**What you should do:** Omit every picture while repeating the entries exactly.
========================
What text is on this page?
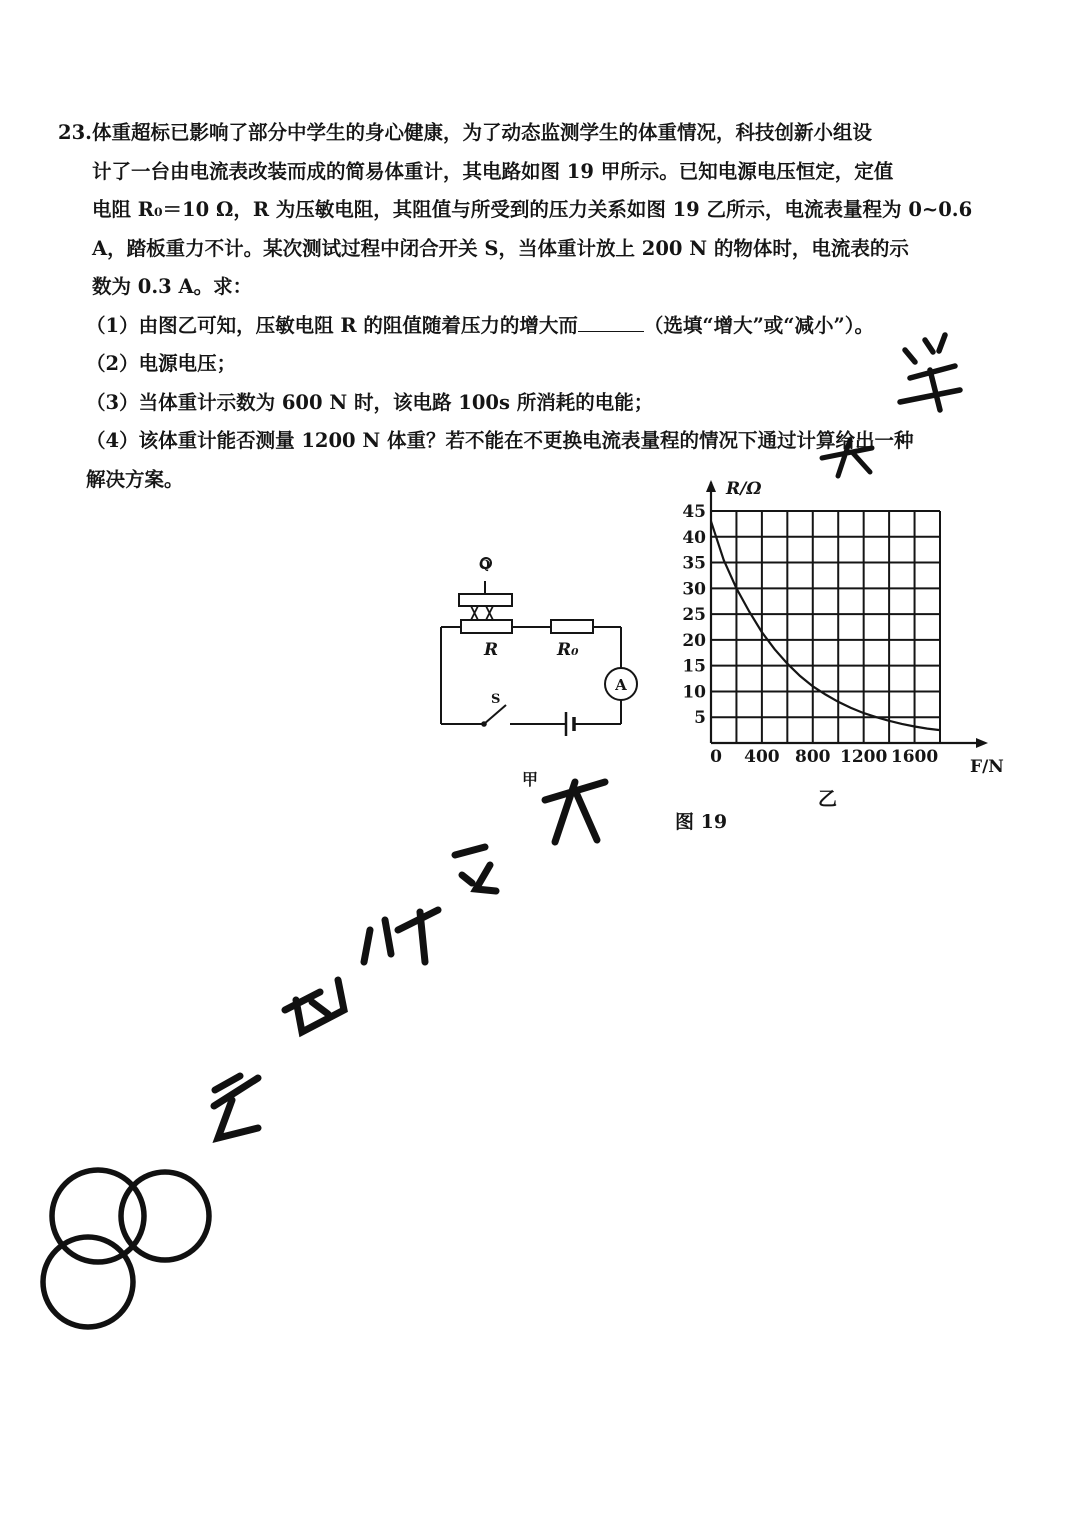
23.体重超标已影响了部分中学生的身心健康，为了动态监测学生的体重情况，科技创新小组设
计了一台由电流表改装而成的简易体重计，其电路如图 19 甲所示。已知电源电压恒定，定值
电阻 R₀＝10 Ω，R 为压敏电阻，其阻值与所受到的压力关系如图 19 乙所示，电流表量程为 0~0.6
A，踏板重力不计。某次测试过程中闭合开关 S，当体重计放上 200 N 的物体时，电流表的示
数为 0.3 A。求：
（1）由图乙可知，压敏电阻 R 的阻值随着压力的增大而	（选填“增大”或“减小”）。
（2）电源电压；
（3）当体重计示数为 600 N 时，该电路 100s 所消耗的电能；
（4）该体重计能否测量 1200 N 体重？若不能在不更换电流表量程的情况下通过计算给出一种
解决方案。
R	R₀
A
S
Q
甲
5
10
15
20
25
30
35
40
45
0 400 800 1200 1600
R/Ω
F/N
乙
图 19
========================
**Answer in full:**
What text is on this page?
23.体重超标已影响了部分中学生的身心健康，为了动态监测学生的体重情况，科技创新小组设
计了一台由电流表改装而成的简易体重计，其电路如图 19 甲所示。已知电源电压恒定，定值
电阻 R₀＝10 Ω，R 为压敏电阻，其阻值与所受到的压力关系如图 19 乙所示，电流表量程为 0~0.6
A，踏板重力不计。某次测试过程中闭合开关 S，当体重计放上 200 N 的物体时，电流表的示
数为 0.3 A。求：
（1）由图乙可知，压敏电阻 R 的阻值随着压力的增大而	（选填“增大”或“减小”）。
（2）电源电压；
（3）当体重计示数为 600 N 时，该电路 100s 所消耗的电能；
（4）该体重计能否测量 1200 N 体重？若不能在不更换电流表量程的情况下通过计算给出一种
解决方案。
R	R₀
A
S
Q
甲
5
10
15
20
25
30
35
40
45
0 400 800 1200 1600
R/Ω
F/N
乙
图 19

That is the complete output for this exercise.